_What is expected_. Read the listing and extract each line that includes the word "state".

Entries taken from a collection
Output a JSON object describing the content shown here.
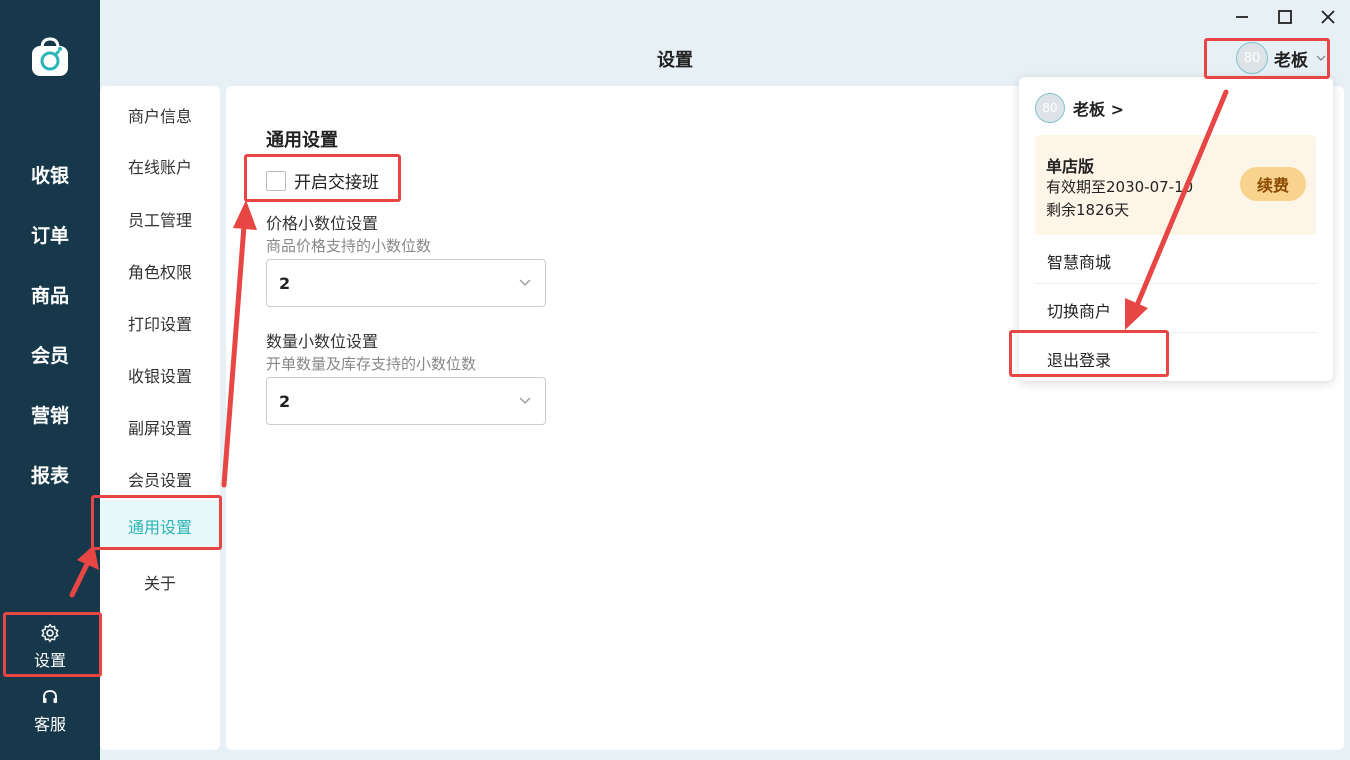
{
  "header": {
    "title": "设置"
  },
  "user": {
    "avatar_text": "80",
    "name": "老板"
  },
  "leftnav": {
    "items": [
      {
        "label": "收银"
      },
      {
        "label": "订单"
      },
      {
        "label": "商品"
      },
      {
        "label": "会员"
      },
      {
        "label": "营销"
      },
      {
        "label": "报表"
      }
    ],
    "settings_label": "设置",
    "support_label": "客服"
  },
  "submenu": {
    "items": [
      {
        "label": "商户信息"
      },
      {
        "label": "在线账户"
      },
      {
        "label": "员工管理"
      },
      {
        "label": "角色权限"
      },
      {
        "label": "打印设置"
      },
      {
        "label": "收银设置"
      },
      {
        "label": "副屏设置"
      },
      {
        "label": "会员设置"
      },
      {
        "label": "通用设置"
      },
      {
        "label": "关于"
      }
    ],
    "active": "通用设置"
  },
  "main": {
    "section_title": "通用设置",
    "shift_checkbox": {
      "label": "开启交接班",
      "checked": false
    },
    "price_decimal": {
      "label": "价格小数位设置",
      "hint": "商品价格支持的小数位数",
      "value": "2"
    },
    "qty_decimal": {
      "label": "数量小数位设置",
      "hint": "开单数量及库存支持的小数位数",
      "value": "2"
    }
  },
  "dropdown": {
    "user_link": "老板 >",
    "plan": {
      "name": "单店版",
      "expire": "有效期至2030-07-10",
      "remain": "剩余1826天",
      "renew_label": "续费"
    },
    "items": [
      {
        "label": "智慧商城"
      },
      {
        "label": "切换商户"
      },
      {
        "label": "退出登录"
      }
    ]
  },
  "colors": {
    "nav_bg": "#17384a",
    "accent": "#2bb5b5",
    "highlight": "#e84545",
    "renew_bg": "#f8d38e",
    "plan_bg": "#fdf6e8"
  },
  "icons": {
    "logo": "shopping-bag-logo-icon",
    "settings": "gear-icon",
    "support": "headset-icon",
    "chevron": "chevron-down-icon"
  }
}
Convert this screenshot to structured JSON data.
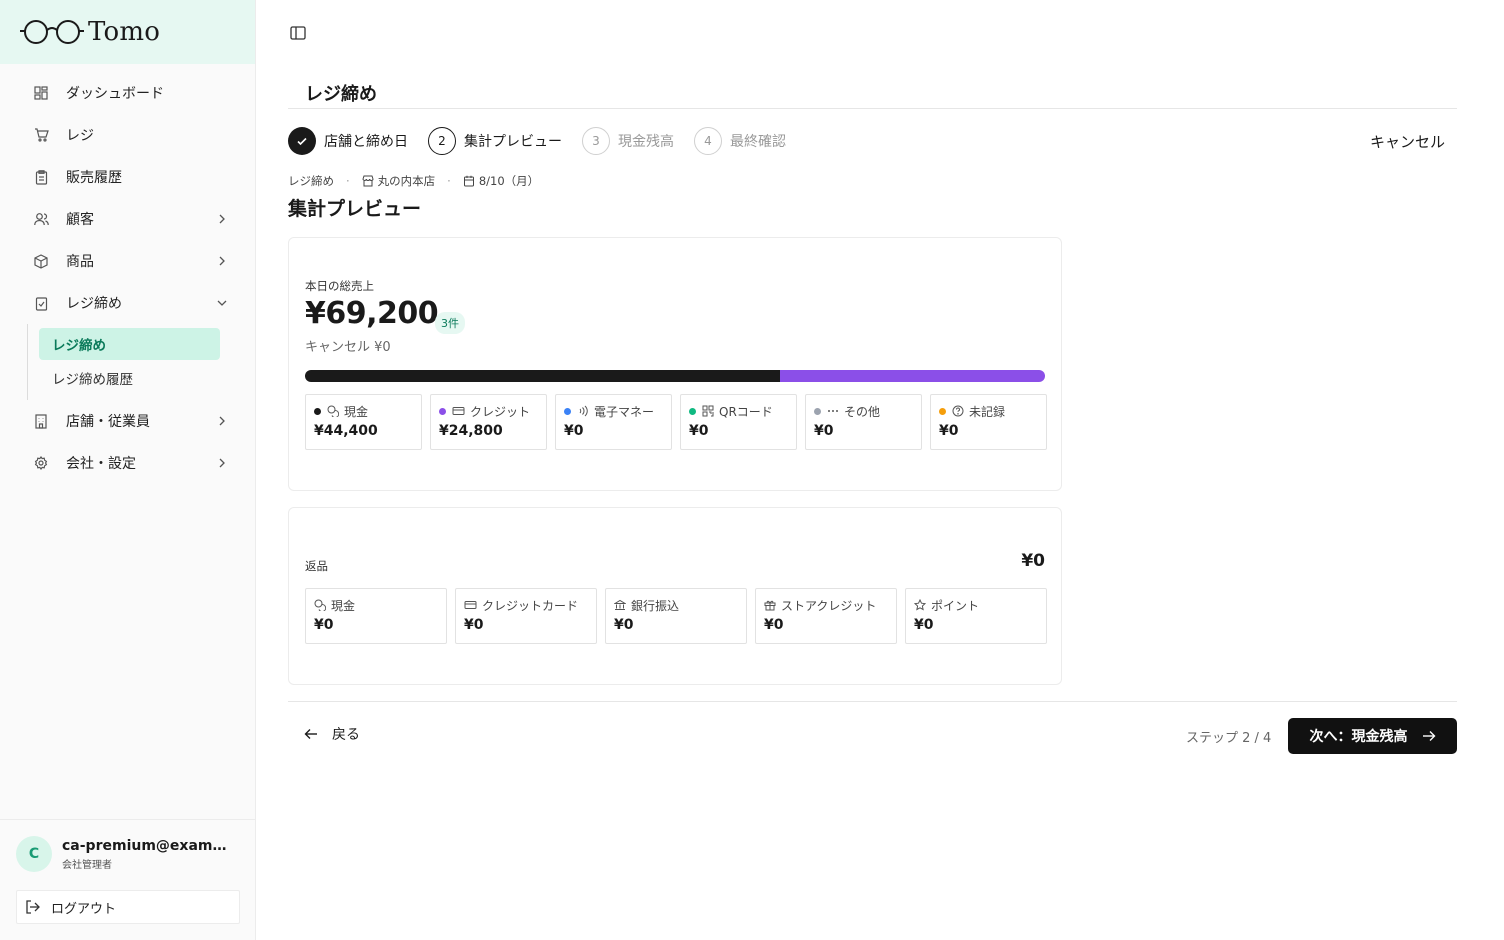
{
  "app": {
    "brand": "Tomo"
  },
  "sidebar": {
    "items": [
      {
        "label": "ダッシュボード",
        "icon": "dashboard-icon"
      },
      {
        "label": "レジ",
        "icon": "cart-icon"
      },
      {
        "label": "販売履歴",
        "icon": "receipt-icon"
      },
      {
        "label": "顧客",
        "icon": "users-icon"
      },
      {
        "label": "商品",
        "icon": "box-icon"
      },
      {
        "label": "レジ締め",
        "icon": "clipboard-check-icon"
      },
      {
        "label": "店舗・従業員",
        "icon": "building-icon"
      },
      {
        "label": "会社・設定",
        "icon": "gear-icon"
      }
    ],
    "sub_items": [
      {
        "label": "レジ締め",
        "active": true
      },
      {
        "label": "レジ締め履歴",
        "active": false
      }
    ]
  },
  "user": {
    "initial": "C",
    "email": "ca-premium@example.com",
    "role": "会社管理者",
    "logout_label": "ログアウト"
  },
  "header": {
    "title": "レジ締め"
  },
  "stepper": {
    "steps": [
      {
        "number": "1",
        "label": "店舗と締め日",
        "state": "done"
      },
      {
        "number": "2",
        "label": "集計プレビュー",
        "state": "current"
      },
      {
        "number": "3",
        "label": "現金残高",
        "state": "todo"
      },
      {
        "number": "4",
        "label": "最終確認",
        "state": "todo"
      }
    ],
    "cancel_label": "キャンセル"
  },
  "breadcrumb": {
    "root": "レジ締め",
    "store": "丸の内本店",
    "date": "8/10（月）"
  },
  "section_title": "集計プレビュー",
  "sales": {
    "label": "本日の総売上",
    "total": "¥69,200",
    "count": "3件",
    "cancel": "キャンセル ¥0",
    "payment_share": [
      {
        "method": "現金",
        "value": 44400,
        "color": "#1a1a1a"
      },
      {
        "method": "クレジット",
        "value": 24800,
        "color": "#8b4fe8"
      }
    ],
    "methods": [
      {
        "label": "現金",
        "value": "¥44,400",
        "dot": "#1a1a1a",
        "icon": "cash-icon"
      },
      {
        "label": "クレジット",
        "value": "¥24,800",
        "dot": "#8b4fe8",
        "icon": "credit-card-icon"
      },
      {
        "label": "電子マネー",
        "value": "¥0",
        "dot": "#3b82f6",
        "icon": "contactless-icon"
      },
      {
        "label": "QRコード",
        "value": "¥0",
        "dot": "#10b981",
        "icon": "qr-code-icon"
      },
      {
        "label": "その他",
        "value": "¥0",
        "dot": "#9ca3af",
        "icon": "more-icon"
      },
      {
        "label": "未記録",
        "value": "¥0",
        "dot": "#f59e0b",
        "icon": "help-circle-icon"
      }
    ]
  },
  "refunds": {
    "label": "返品",
    "total": "¥0",
    "methods": [
      {
        "label": "現金",
        "value": "¥0",
        "icon": "cash-icon"
      },
      {
        "label": "クレジットカード",
        "value": "¥0",
        "icon": "credit-card-icon"
      },
      {
        "label": "銀行振込",
        "value": "¥0",
        "icon": "bank-icon"
      },
      {
        "label": "ストアクレジット",
        "value": "¥0",
        "icon": "gift-icon"
      },
      {
        "label": "ポイント",
        "value": "¥0",
        "icon": "star-icon"
      }
    ]
  },
  "footer": {
    "back_label": "戻る",
    "step_count": "ステップ 2 / 4",
    "next_label": "次へ：現金残高"
  }
}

_The completed task_.
        "state": "done"
        "state": "current"
        "state": "todo"
        "state": "todo"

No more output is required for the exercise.